Task description -
Render every line of the records below as a Markdown table with the columns "Entry" and "Content," numbering each row and omitting blank lines. Leave the pictures out of the answer.

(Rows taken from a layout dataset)
────────────────

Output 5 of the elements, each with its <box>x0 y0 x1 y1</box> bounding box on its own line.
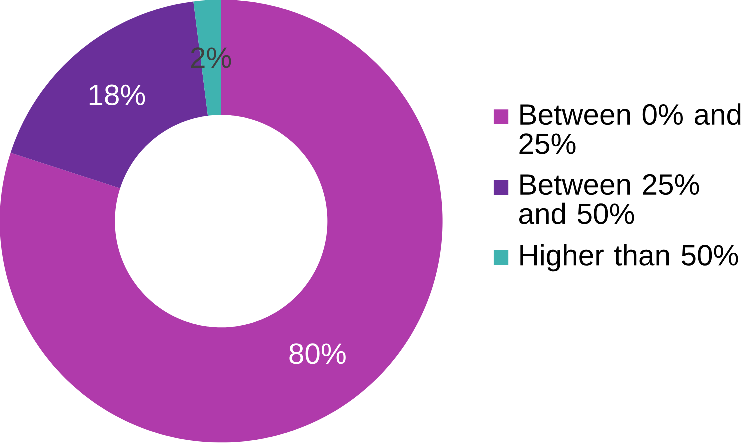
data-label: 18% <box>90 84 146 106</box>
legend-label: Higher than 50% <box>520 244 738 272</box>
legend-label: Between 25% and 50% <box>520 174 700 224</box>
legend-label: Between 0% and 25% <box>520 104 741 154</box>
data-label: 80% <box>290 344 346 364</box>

────────────────

Solution for this exercise -
| Entry | Content |
|---|---|
| 1 | Output 5 of the elements, each with its <box>x0 y0 x1 y1</box> bounding box on its own line. |
| 2 | data-label: 18% <box>90 84 146 106</box> |
| 3 | legend-label: Higher than 50% <box>520 244 738 272</box> |
| 4 | legend-label: Between 25% and 50% <box>520 174 700 224</box> |
| 5 | legend-label: Between 0% and 25% <box>520 104 741 154</box> |
| 6 | data-label: 80% <box>290 344 346 364</box> |